Figure content listings
:::

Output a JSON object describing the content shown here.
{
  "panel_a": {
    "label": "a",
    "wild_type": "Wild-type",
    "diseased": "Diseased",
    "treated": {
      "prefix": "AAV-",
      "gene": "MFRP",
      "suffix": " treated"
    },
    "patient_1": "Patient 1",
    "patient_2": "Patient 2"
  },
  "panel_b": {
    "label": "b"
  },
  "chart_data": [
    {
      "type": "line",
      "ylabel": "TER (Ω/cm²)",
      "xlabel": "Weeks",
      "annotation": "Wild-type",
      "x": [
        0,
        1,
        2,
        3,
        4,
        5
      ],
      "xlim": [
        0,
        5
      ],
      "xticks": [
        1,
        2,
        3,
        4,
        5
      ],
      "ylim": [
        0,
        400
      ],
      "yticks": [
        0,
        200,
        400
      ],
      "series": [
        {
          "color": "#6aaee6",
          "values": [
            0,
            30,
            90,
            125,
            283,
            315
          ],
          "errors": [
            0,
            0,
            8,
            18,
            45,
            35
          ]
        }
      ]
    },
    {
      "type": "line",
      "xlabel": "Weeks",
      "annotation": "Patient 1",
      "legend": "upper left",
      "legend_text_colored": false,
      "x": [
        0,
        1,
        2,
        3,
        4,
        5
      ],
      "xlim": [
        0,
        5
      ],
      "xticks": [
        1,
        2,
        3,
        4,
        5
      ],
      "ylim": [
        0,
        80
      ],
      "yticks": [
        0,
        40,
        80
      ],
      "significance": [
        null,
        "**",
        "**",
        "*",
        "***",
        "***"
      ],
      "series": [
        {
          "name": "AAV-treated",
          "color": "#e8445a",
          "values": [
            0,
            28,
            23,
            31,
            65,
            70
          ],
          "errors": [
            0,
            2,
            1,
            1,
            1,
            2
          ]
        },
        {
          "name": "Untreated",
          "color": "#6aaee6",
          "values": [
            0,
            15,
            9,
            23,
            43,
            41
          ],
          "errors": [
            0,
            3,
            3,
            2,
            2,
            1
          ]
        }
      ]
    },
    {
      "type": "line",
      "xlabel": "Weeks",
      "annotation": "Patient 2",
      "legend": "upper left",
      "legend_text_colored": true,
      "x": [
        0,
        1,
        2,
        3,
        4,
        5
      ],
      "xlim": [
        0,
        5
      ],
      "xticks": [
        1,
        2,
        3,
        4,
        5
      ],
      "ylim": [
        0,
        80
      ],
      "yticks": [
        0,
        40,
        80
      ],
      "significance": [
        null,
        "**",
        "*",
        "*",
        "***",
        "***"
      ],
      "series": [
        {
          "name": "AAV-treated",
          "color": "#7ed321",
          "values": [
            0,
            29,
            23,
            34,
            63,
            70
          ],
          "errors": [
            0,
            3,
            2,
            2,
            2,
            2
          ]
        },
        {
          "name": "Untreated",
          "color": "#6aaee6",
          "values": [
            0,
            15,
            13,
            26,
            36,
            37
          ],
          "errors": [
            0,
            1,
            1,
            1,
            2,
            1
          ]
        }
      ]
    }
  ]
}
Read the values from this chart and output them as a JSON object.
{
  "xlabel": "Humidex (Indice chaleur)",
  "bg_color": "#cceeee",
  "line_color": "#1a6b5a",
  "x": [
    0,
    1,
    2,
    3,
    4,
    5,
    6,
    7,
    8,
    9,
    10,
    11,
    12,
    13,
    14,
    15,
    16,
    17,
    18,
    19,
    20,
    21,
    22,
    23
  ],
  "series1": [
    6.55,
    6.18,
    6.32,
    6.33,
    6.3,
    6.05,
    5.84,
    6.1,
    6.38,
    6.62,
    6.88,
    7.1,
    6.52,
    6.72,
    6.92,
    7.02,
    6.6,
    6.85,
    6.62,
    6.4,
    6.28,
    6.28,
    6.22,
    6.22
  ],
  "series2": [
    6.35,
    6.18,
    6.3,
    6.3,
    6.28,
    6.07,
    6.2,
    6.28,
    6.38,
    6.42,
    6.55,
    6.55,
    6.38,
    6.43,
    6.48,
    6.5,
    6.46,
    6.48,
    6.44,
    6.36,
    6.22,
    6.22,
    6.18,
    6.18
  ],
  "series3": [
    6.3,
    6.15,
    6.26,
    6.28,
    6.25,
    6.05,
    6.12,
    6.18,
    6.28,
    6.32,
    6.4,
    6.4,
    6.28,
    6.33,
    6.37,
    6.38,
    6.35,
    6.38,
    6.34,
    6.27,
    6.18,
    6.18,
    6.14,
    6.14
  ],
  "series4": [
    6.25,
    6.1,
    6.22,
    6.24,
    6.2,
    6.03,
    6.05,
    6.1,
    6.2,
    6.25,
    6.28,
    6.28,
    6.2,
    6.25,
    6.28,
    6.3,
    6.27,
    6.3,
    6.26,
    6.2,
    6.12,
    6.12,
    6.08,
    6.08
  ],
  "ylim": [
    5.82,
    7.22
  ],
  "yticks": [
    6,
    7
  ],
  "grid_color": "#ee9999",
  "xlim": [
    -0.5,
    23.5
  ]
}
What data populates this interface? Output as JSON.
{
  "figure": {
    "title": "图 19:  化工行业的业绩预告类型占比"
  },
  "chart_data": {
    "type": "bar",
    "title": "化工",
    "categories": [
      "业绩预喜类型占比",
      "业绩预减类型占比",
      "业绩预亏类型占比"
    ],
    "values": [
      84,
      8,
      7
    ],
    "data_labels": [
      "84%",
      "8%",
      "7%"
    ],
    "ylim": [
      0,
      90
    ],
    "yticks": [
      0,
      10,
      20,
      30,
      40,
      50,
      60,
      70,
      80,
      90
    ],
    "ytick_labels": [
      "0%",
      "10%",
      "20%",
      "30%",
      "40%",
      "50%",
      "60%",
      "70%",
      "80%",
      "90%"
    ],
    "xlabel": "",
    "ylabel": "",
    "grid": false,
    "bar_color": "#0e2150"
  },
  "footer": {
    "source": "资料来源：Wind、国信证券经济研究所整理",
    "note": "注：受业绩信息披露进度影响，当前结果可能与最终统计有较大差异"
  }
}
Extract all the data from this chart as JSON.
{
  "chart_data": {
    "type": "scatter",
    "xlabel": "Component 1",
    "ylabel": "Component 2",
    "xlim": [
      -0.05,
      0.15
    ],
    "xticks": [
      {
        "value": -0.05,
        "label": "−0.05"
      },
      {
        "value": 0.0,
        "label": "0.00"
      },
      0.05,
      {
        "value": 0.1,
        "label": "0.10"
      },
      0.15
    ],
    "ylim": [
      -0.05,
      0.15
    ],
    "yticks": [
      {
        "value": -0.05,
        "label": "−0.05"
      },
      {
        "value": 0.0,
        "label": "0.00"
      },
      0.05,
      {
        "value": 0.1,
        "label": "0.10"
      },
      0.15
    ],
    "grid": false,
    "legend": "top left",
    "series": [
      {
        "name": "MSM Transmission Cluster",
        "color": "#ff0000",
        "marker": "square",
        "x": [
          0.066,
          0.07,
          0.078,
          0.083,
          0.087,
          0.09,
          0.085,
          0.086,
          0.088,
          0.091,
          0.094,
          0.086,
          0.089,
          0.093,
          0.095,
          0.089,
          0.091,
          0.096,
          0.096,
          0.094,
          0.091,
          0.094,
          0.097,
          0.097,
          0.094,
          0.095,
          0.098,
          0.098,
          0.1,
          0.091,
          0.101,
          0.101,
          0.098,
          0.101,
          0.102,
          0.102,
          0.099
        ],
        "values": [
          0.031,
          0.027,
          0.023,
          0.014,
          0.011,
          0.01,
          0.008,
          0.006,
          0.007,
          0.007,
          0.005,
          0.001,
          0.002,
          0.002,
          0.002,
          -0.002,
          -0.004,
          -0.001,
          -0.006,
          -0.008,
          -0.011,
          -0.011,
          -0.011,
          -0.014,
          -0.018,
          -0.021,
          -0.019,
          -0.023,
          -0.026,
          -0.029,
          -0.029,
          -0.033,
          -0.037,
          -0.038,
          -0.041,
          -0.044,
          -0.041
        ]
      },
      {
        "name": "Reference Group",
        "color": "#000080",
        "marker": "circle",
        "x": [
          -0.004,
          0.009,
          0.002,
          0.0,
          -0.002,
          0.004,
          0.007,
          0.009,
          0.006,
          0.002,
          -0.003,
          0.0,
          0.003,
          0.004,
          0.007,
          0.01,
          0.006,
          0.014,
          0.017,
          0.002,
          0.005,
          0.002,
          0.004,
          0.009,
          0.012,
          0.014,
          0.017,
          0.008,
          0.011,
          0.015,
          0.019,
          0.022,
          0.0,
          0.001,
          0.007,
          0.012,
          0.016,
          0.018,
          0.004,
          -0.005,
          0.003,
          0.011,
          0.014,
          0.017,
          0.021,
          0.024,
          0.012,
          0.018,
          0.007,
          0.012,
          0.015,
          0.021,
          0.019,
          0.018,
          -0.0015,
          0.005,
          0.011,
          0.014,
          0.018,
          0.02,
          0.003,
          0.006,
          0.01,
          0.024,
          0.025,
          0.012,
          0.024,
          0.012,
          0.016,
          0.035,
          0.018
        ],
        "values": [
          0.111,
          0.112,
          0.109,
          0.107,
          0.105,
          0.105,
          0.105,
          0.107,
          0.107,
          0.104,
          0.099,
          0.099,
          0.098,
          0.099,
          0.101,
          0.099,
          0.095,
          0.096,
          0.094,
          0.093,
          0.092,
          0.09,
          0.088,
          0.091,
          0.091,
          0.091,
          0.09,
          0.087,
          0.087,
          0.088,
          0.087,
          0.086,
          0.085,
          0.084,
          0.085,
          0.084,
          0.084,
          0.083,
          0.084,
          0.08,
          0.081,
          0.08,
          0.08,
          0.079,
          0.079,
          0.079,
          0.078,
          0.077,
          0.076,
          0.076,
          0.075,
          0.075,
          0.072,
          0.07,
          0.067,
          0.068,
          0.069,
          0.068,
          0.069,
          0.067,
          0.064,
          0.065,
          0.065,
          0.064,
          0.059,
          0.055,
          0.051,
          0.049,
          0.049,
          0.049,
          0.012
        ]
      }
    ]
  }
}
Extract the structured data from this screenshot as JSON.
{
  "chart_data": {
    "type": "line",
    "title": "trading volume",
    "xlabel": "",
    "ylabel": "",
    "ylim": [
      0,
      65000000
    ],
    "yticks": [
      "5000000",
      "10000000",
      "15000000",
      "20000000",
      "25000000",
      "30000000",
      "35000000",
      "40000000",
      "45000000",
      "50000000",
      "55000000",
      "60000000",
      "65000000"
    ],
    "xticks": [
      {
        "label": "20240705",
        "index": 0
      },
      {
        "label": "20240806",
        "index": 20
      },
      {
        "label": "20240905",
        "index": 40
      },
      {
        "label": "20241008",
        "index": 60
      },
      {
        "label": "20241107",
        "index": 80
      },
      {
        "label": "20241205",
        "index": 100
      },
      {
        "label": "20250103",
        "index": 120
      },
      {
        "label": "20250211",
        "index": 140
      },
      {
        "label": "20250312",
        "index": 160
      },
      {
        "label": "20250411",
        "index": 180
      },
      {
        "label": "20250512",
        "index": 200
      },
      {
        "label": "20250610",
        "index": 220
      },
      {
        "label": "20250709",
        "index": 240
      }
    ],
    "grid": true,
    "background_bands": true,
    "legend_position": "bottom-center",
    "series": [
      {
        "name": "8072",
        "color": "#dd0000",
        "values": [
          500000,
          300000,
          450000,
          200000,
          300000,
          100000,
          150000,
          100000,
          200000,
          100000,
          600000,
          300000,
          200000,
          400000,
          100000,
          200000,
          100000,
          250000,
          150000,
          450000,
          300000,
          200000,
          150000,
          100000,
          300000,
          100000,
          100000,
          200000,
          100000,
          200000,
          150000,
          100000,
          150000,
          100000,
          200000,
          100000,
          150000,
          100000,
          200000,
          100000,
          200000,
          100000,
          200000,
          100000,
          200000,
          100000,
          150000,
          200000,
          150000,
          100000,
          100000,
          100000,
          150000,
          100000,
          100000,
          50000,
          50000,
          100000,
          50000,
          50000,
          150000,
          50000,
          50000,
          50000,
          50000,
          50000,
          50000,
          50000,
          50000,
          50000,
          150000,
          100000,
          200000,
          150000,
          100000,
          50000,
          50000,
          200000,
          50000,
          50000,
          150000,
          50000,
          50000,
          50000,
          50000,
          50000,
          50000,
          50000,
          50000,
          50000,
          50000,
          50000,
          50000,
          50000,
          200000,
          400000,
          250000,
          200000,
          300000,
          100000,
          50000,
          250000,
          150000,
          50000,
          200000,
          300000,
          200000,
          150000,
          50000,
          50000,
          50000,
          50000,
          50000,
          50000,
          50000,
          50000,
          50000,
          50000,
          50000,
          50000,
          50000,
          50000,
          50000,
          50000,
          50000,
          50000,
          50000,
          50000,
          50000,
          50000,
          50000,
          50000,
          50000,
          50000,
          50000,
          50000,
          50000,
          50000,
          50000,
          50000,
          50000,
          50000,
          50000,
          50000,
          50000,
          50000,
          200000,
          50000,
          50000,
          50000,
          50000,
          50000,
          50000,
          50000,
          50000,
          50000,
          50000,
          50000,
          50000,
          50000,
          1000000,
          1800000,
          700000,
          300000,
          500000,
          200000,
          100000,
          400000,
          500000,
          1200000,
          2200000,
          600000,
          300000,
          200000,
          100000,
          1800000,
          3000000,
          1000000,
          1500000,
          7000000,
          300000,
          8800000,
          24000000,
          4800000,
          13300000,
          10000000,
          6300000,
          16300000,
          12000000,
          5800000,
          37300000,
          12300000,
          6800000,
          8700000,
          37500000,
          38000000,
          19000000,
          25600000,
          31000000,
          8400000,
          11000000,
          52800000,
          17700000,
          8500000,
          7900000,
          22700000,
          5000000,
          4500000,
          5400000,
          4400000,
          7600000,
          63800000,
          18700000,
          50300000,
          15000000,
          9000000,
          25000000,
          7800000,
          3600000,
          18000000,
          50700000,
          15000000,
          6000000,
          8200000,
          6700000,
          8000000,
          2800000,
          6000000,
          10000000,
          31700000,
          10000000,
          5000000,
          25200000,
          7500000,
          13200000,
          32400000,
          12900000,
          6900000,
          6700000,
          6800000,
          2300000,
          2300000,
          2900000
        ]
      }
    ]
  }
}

:::

» TASK DESCRIPTION:
Extract, from the listing above, every line where the string "Component" occurs.

» EXERCISE SOLUTION:
    "xlabel": "Component 1",
    "ylabel": "Component 2",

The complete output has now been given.